Problem:
Read through the entries below and return each line with the word "frequency".

Excerpted records:
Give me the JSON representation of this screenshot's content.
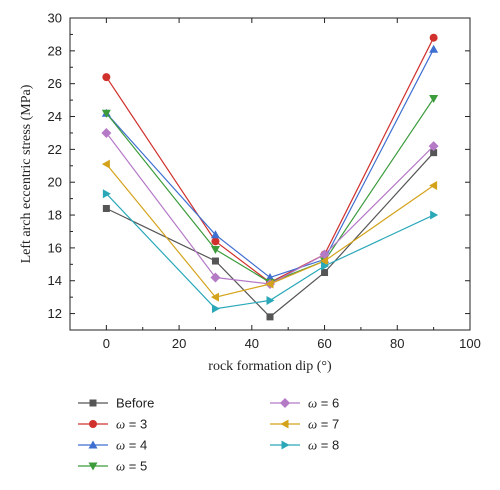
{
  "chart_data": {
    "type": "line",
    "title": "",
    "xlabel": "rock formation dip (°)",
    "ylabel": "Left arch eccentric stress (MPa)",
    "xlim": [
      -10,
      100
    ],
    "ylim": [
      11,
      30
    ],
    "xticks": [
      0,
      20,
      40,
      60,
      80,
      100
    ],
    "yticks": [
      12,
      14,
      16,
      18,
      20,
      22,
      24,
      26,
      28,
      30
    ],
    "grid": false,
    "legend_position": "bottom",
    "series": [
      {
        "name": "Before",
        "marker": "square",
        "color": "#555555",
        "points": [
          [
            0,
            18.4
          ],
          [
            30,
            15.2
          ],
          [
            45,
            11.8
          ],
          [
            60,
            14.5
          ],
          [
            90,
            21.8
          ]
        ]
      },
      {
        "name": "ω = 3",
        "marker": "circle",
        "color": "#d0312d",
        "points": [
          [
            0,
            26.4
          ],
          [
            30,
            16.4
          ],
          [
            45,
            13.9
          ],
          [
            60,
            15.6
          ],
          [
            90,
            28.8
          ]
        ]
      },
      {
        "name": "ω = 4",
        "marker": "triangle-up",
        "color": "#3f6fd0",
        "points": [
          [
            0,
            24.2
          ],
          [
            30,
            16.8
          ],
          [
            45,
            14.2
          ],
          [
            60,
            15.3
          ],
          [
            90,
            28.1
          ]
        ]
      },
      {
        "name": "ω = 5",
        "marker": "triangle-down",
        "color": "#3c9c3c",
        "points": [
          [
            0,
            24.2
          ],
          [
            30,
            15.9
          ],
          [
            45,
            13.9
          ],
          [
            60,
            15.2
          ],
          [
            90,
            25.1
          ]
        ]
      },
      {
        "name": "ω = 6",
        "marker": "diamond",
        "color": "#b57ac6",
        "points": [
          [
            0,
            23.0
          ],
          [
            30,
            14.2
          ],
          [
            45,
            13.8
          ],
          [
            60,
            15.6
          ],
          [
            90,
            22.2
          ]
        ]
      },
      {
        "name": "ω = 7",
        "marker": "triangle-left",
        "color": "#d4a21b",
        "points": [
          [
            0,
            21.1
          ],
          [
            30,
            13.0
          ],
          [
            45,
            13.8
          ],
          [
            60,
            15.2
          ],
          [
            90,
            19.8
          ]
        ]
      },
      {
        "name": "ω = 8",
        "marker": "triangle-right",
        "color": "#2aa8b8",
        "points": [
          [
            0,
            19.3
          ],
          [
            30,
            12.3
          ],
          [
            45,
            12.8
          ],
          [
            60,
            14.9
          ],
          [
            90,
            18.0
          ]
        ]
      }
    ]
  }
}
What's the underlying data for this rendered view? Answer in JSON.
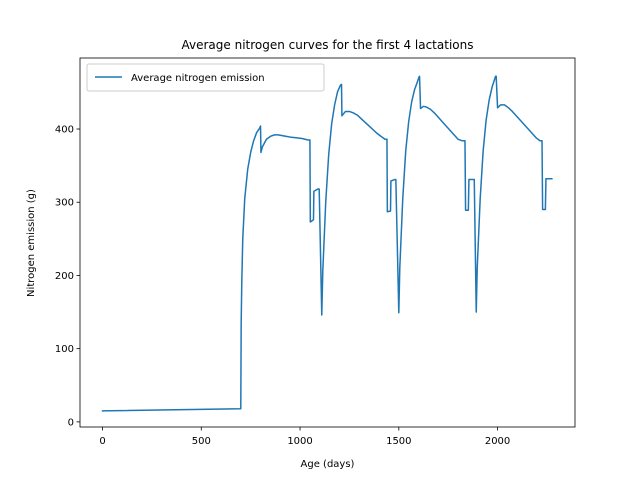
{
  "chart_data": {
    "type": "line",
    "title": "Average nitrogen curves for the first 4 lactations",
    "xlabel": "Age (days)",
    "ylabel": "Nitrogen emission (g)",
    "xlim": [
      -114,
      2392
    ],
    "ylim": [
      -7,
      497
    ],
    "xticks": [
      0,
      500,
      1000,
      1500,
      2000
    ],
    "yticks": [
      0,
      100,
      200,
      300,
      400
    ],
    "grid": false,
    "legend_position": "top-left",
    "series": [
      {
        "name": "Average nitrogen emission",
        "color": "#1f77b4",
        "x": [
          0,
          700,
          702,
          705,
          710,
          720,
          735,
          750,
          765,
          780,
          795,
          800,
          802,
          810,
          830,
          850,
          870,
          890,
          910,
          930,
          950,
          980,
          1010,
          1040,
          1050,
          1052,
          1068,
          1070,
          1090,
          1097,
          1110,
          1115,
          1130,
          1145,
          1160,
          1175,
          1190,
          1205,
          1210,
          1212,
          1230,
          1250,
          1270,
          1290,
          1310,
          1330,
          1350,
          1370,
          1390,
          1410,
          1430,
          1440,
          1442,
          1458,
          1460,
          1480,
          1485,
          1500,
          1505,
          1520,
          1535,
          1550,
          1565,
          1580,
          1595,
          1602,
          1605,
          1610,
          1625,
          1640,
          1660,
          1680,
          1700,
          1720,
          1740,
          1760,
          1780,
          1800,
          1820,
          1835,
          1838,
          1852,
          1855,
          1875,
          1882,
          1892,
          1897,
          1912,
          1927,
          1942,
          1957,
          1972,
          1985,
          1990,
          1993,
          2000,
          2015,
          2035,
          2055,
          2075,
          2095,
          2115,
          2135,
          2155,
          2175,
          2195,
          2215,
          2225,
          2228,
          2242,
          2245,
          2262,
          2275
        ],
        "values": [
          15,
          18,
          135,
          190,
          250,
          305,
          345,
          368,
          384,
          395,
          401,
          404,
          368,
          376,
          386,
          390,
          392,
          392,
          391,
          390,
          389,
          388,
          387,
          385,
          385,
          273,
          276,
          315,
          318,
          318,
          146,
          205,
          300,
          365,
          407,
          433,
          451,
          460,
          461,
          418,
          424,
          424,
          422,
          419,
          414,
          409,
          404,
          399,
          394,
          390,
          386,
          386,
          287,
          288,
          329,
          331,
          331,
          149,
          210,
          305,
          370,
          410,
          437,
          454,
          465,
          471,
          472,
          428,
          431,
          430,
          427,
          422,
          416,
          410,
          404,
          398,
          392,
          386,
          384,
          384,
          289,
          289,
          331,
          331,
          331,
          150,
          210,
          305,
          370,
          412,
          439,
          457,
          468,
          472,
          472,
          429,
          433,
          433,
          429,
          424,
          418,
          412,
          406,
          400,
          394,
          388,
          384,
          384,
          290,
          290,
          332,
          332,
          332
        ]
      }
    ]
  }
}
==
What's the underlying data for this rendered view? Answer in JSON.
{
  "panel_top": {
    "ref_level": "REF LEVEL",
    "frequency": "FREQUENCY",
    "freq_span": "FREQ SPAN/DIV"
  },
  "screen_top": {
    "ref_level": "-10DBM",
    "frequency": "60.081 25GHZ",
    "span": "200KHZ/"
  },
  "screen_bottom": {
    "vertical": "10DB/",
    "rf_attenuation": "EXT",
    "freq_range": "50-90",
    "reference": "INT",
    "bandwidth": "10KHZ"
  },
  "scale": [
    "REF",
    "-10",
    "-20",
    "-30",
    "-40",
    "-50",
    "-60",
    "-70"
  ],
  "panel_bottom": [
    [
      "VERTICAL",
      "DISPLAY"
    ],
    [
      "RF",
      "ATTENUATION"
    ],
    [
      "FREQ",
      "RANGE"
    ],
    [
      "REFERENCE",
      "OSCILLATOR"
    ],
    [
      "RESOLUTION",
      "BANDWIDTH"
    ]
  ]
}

Correct response:
    "frequency": "FREQUENCY",
    "frequency": "60.081 25GHZ",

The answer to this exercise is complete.